WHAT TO WORK ON: Pick out each line with the word "Eligibility" from the material that follows.
[Start SUPPLIED DATA]
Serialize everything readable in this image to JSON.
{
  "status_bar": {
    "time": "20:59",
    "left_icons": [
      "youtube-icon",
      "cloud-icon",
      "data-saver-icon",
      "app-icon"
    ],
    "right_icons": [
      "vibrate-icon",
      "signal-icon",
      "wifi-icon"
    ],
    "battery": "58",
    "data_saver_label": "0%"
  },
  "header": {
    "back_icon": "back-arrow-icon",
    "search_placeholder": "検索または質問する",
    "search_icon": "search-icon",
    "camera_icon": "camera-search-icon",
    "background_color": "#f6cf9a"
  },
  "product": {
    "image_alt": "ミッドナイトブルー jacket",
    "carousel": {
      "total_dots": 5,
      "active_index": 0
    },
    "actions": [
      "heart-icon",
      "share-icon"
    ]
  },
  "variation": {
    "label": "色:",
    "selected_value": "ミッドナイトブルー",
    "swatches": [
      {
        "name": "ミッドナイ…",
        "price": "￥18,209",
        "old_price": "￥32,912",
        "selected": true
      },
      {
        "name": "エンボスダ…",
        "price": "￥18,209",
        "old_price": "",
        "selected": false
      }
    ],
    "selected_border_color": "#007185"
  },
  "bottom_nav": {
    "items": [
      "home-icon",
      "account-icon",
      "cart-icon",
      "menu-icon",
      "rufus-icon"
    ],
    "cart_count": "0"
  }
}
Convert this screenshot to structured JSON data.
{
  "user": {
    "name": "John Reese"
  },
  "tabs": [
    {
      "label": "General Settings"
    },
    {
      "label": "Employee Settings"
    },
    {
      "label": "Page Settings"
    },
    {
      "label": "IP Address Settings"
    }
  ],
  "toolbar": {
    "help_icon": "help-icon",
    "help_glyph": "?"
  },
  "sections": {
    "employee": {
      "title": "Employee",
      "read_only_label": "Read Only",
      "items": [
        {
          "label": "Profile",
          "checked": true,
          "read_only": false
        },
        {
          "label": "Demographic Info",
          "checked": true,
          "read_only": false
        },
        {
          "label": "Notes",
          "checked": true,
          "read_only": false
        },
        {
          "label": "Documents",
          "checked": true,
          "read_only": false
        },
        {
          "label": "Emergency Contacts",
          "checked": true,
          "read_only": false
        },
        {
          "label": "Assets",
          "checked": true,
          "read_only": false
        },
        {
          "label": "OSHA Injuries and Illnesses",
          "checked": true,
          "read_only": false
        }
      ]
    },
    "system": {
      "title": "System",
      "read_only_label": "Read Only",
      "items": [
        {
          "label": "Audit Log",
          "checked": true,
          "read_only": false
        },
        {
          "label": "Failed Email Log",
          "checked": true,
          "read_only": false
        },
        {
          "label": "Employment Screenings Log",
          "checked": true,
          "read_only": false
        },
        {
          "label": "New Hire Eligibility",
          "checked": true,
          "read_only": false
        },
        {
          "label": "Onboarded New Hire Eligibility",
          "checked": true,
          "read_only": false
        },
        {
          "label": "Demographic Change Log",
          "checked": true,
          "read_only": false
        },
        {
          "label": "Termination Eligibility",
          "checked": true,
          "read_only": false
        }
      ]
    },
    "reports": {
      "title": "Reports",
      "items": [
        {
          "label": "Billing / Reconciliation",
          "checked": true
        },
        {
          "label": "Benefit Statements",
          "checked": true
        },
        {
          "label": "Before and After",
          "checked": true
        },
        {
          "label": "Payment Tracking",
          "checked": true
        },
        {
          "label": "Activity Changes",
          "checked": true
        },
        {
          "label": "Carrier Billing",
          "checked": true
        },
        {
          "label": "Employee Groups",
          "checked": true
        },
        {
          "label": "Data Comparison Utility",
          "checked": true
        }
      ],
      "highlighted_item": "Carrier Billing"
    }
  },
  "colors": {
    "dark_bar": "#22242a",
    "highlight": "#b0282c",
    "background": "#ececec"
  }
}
[End SUPPLIED DATA]
SOLUTION TO THIS PROBLEM:
          "label": "New Hire Eligibility",
          "label": "Onboarded New Hire Eligibility",
          "label": "Termination Eligibility",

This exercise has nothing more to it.